Your objective:
Transcribe the entries exactly; images are not part of the copy.

Given entries:
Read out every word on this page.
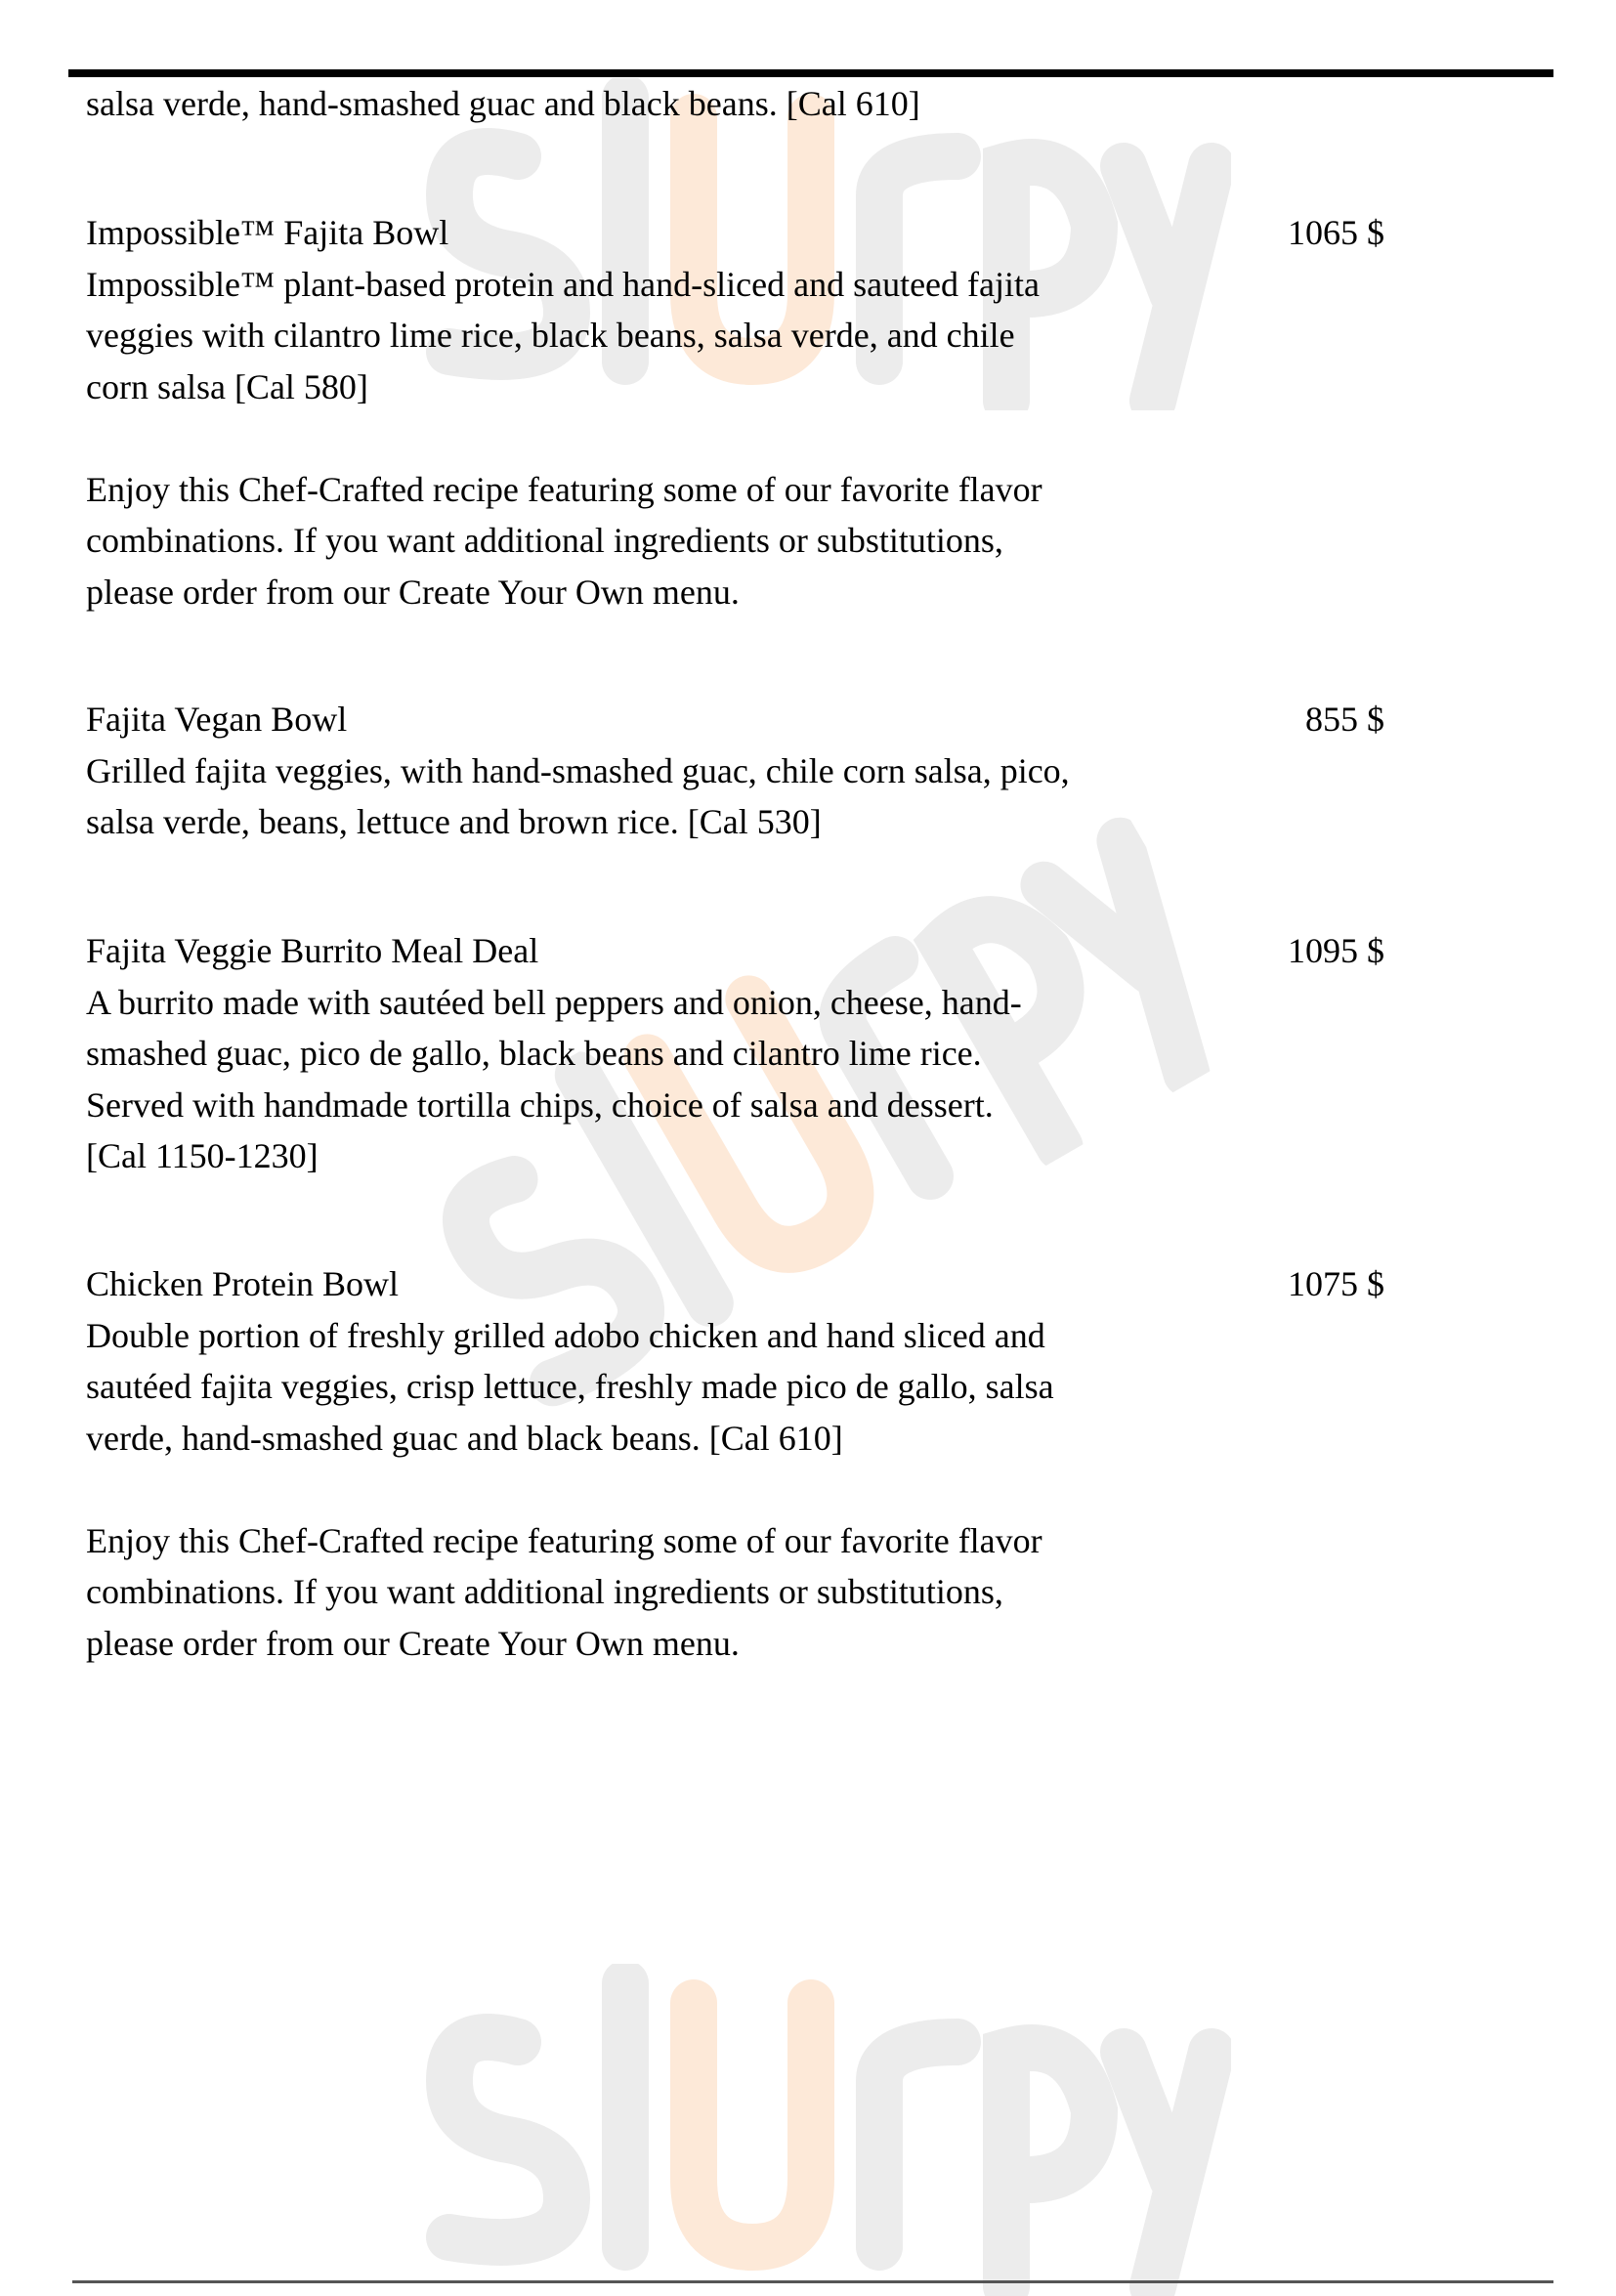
salsa verde, hand-smashed guac and black beans. [Cal 610]
Impossible™ Fajita Bowl
Impossible™ plant-based protein and hand-sliced and sauteed fajita
veggies with cilantro lime rice, black beans, salsa verde, and chile
corn salsa [Cal 580]
Enjoy this Chef-Crafted recipe featuring some of our favorite flavor
combinations. If you want additional ingredients or substitutions,
please order from our Create Your Own menu.
1065 $
Fajita Vegan Bowl
Grilled fajita veggies, with hand-smashed guac, chile corn salsa, pico,
salsa verde, beans, lettuce and brown rice. [Cal 530]
855 $
Fajita Veggie Burrito Meal Deal
A burrito made with sautéed bell peppers and onion, cheese, hand-
smashed guac, pico de gallo, black beans and cilantro lime rice.
Served with handmade tortilla chips, choice of salsa and dessert.
[Cal 1150-1230]
1095 $
Chicken Protein Bowl
Double portion of freshly grilled adobo chicken and hand sliced and
sautéed fajita veggies, crisp lettuce, freshly made pico de gallo, salsa
verde, hand-smashed guac and black beans. [Cal 610]
Enjoy this Chef-Crafted recipe featuring some of our favorite flavor
combinations. If you want additional ingredients or substitutions,
please order from our Create Your Own menu.
1075 $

Response for this exercise:
Read out every word on this page.
salsa verde, hand-smashed guac and black beans. [Cal 610]
Impossible™ Fajita Bowl
Impossible™ plant-based protein and hand-sliced and sauteed fajita
veggies with cilantro lime rice, black beans, salsa verde, and chile
corn salsa [Cal 580]
Enjoy this Chef-Crafted recipe featuring some of our favorite flavor
combinations. If you want additional ingredients or substitutions,
please order from our Create Your Own menu.
1065 $
Fajita Vegan Bowl
Grilled fajita veggies, with hand-smashed guac, chile corn salsa, pico,
salsa verde, beans, lettuce and brown rice. [Cal 530]
855 $
Fajita Veggie Burrito Meal Deal
A burrito made with sautéed bell peppers and onion, cheese, hand-
smashed guac, pico de gallo, black beans and cilantro lime rice.
Served with handmade tortilla chips, choice of salsa and dessert.
[Cal 1150-1230]
1095 $
Chicken Protein Bowl
Double portion of freshly grilled adobo chicken and hand sliced and
sautéed fajita veggies, crisp lettuce, freshly made pico de gallo, salsa
verde, hand-smashed guac and black beans. [Cal 610]
Enjoy this Chef-Crafted recipe featuring some of our favorite flavor
combinations. If you want additional ingredients or substitutions,
please order from our Create Your Own menu.
1075 $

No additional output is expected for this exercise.